- [Data excerpts]
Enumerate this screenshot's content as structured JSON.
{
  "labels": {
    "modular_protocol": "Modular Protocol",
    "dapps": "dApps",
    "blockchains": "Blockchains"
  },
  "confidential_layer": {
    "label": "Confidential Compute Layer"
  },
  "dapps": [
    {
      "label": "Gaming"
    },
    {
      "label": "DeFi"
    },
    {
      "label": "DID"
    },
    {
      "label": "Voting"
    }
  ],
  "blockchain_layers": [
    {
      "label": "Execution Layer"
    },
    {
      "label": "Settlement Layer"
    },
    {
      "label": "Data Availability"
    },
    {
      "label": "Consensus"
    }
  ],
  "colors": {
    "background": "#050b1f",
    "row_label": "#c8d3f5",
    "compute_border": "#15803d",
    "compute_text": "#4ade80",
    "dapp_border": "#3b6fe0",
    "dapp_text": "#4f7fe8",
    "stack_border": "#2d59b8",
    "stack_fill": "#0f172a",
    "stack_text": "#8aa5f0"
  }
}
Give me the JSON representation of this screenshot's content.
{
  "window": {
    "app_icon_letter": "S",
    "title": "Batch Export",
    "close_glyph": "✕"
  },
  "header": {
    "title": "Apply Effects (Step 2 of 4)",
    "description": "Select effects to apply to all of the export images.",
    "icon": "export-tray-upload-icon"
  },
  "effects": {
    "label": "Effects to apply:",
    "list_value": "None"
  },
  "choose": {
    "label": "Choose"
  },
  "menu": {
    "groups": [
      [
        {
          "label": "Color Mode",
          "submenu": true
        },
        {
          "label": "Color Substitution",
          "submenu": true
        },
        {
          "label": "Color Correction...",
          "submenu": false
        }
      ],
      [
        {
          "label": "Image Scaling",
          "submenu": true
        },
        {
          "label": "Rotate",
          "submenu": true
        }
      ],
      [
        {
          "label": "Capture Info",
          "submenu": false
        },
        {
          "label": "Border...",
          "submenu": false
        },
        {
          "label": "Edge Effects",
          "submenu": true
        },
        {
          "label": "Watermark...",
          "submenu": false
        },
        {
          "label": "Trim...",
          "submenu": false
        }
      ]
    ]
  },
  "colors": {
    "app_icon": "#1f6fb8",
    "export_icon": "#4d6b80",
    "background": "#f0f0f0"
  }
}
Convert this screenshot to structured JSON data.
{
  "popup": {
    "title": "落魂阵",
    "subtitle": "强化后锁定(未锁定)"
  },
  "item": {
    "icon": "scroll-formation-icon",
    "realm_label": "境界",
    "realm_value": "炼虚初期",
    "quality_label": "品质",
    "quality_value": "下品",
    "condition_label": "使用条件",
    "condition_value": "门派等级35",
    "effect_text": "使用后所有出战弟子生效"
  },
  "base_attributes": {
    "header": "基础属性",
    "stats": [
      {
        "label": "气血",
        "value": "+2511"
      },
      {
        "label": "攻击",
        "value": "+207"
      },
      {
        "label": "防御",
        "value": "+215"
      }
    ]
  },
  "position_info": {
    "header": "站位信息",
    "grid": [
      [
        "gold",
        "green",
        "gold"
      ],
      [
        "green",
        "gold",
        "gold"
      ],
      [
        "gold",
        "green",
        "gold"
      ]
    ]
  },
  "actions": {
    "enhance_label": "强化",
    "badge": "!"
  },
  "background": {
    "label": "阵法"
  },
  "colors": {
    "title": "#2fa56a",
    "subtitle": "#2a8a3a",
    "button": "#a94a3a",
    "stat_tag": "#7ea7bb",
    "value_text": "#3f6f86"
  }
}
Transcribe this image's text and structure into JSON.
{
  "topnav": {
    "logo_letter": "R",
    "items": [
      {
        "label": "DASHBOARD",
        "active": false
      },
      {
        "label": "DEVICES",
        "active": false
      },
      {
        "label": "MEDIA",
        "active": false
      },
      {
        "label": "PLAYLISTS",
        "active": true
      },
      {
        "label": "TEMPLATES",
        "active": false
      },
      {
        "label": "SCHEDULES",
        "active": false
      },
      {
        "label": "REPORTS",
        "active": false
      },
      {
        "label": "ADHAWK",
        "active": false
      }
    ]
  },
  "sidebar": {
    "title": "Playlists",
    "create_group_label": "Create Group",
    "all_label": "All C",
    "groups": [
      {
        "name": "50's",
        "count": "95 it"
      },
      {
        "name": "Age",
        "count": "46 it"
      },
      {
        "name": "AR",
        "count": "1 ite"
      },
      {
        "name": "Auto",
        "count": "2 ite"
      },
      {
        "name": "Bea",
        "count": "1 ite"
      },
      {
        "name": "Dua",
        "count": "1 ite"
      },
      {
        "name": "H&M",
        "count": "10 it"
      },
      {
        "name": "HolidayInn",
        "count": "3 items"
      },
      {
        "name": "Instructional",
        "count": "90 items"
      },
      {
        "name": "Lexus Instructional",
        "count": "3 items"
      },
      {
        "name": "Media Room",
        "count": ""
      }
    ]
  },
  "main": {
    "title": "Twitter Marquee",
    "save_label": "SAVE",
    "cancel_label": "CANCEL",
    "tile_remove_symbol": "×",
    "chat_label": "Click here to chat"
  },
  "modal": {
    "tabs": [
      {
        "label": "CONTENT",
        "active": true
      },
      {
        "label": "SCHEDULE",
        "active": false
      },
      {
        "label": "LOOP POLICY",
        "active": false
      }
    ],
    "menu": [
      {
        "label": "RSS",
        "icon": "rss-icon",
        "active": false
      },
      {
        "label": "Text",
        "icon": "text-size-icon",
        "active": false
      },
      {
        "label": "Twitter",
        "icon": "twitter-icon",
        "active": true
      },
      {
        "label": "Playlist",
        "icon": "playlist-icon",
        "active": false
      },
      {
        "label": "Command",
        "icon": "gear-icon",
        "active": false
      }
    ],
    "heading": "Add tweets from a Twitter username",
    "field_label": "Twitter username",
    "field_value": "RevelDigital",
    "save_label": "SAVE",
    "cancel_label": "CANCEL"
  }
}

- [Task to complete]
Reproduce the records above exactly.

- [Written response]
Enumerate this screenshot's content as structured JSON.
{
  "labels": {
    "modular_protocol": "Modular Protocol",
    "dapps": "dApps",
    "blockchains": "Blockchains"
  },
  "confidential_layer": {
    "label": "Confidential Compute Layer"
  },
  "dapps": [
    {
      "label": "Gaming"
    },
    {
      "label": "DeFi"
    },
    {
      "label": "DID"
    },
    {
      "label": "Voting"
    }
  ],
  "blockchain_layers": [
    {
      "label": "Execution Layer"
    },
    {
      "label": "Settlement Layer"
    },
    {
      "label": "Data Availability"
    },
    {
      "label": "Consensus"
    }
  ],
  "colors": {
    "background": "#050b1f",
    "row_label": "#c8d3f5",
    "compute_border": "#15803d",
    "compute_text": "#4ade80",
    "dapp_border": "#3b6fe0",
    "dapp_text": "#4f7fe8",
    "stack_border": "#2d59b8",
    "stack_fill": "#0f172a",
    "stack_text": "#8aa5f0"
  }
}
Give me the JSON representation of this screenshot's content.
{
  "window": {
    "app_icon_letter": "S",
    "title": "Batch Export",
    "close_glyph": "✕"
  },
  "header": {
    "title": "Apply Effects (Step 2 of 4)",
    "description": "Select effects to apply to all of the export images.",
    "icon": "export-tray-upload-icon"
  },
  "effects": {
    "label": "Effects to apply:",
    "list_value": "None"
  },
  "choose": {
    "label": "Choose"
  },
  "menu": {
    "groups": [
      [
        {
          "label": "Color Mode",
          "submenu": true
        },
        {
          "label": "Color Substitution",
          "submenu": true
        },
        {
          "label": "Color Correction...",
          "submenu": false
        }
      ],
      [
        {
          "label": "Image Scaling",
          "submenu": true
        },
        {
          "label": "Rotate",
          "submenu": true
        }
      ],
      [
        {
          "label": "Capture Info",
          "submenu": false
        },
        {
          "label": "Border...",
          "submenu": false
        },
        {
          "label": "Edge Effects",
          "submenu": true
        },
        {
          "label": "Watermark...",
          "submenu": false
        },
        {
          "label": "Trim...",
          "submenu": false
        }
      ]
    ]
  },
  "colors": {
    "app_icon": "#1f6fb8",
    "export_icon": "#4d6b80",
    "background": "#f0f0f0"
  }
}
Convert this screenshot to structured JSON data.
{
  "popup": {
    "title": "落魂阵",
    "subtitle": "强化后锁定(未锁定)"
  },
  "item": {
    "icon": "scroll-formation-icon",
    "realm_label": "境界",
    "realm_value": "炼虚初期",
    "quality_label": "品质",
    "quality_value": "下品",
    "condition_label": "使用条件",
    "condition_value": "门派等级35",
    "effect_text": "使用后所有出战弟子生效"
  },
  "base_attributes": {
    "header": "基础属性",
    "stats": [
      {
        "label": "气血",
        "value": "+2511"
      },
      {
        "label": "攻击",
        "value": "+207"
      },
      {
        "label": "防御",
        "value": "+215"
      }
    ]
  },
  "position_info": {
    "header": "站位信息",
    "grid": [
      [
        "gold",
        "green",
        "gold"
      ],
      [
        "green",
        "gold",
        "gold"
      ],
      [
        "gold",
        "green",
        "gold"
      ]
    ]
  },
  "actions": {
    "enhance_label": "强化",
    "badge": "!"
  },
  "background": {
    "label": "阵法"
  },
  "colors": {
    "title": "#2fa56a",
    "subtitle": "#2a8a3a",
    "button": "#a94a3a",
    "stat_tag": "#7ea7bb",
    "value_text": "#3f6f86"
  }
}
Transcribe this image's text and structure into JSON.
{
  "topnav": {
    "logo_letter": "R",
    "items": [
      {
        "label": "DASHBOARD",
        "active": false
      },
      {
        "label": "DEVICES",
        "active": false
      },
      {
        "label": "MEDIA",
        "active": false
      },
      {
        "label": "PLAYLISTS",
        "active": true
      },
      {
        "label": "TEMPLATES",
        "active": false
      },
      {
        "label": "SCHEDULES",
        "active": false
      },
      {
        "label": "REPORTS",
        "active": false
      },
      {
        "label": "ADHAWK",
        "active": false
      }
    ]
  },
  "sidebar": {
    "title": "Playlists",
    "create_group_label": "Create Group",
    "all_label": "All C",
    "groups": [
      {
        "name": "50's",
        "count": "95 it"
      },
      {
        "name": "Age",
        "count": "46 it"
      },
      {
        "name": "AR",
        "count": "1 ite"
      },
      {
        "name": "Auto",
        "count": "2 ite"
      },
      {
        "name": "Bea",
        "count": "1 ite"
      },
      {
        "name": "Dua",
        "count": "1 ite"
      },
      {
        "name": "H&M",
        "count": "10 it"
      },
      {
        "name": "HolidayInn",
        "count": "3 items"
      },
      {
        "name": "Instructional",
        "count": "90 items"
      },
      {
        "name": "Lexus Instructional",
        "count": "3 items"
      },
      {
        "name": "Media Room",
        "count": ""
      }
    ]
  },
  "main": {
    "title": "Twitter Marquee",
    "save_label": "SAVE",
    "cancel_label": "CANCEL",
    "tile_remove_symbol": "×",
    "chat_label": "Click here to chat"
  },
  "modal": {
    "tabs": [
      {
        "label": "CONTENT",
        "active": true
      },
      {
        "label": "SCHEDULE",
        "active": false
      },
      {
        "label": "LOOP POLICY",
        "active": false
      }
    ],
    "menu": [
      {
        "label": "RSS",
        "icon": "rss-icon",
        "active": false
      },
      {
        "label": "Text",
        "icon": "text-size-icon",
        "active": false
      },
      {
        "label": "Twitter",
        "icon": "twitter-icon",
        "active": true
      },
      {
        "label": "Playlist",
        "icon": "playlist-icon",
        "active": false
      },
      {
        "label": "Command",
        "icon": "gear-icon",
        "active": false
      }
    ],
    "heading": "Add tweets from a Twitter username",
    "field_label": "Twitter username",
    "field_value": "RevelDigital",
    "save_label": "SAVE",
    "cancel_label": "CANCEL"
  }
}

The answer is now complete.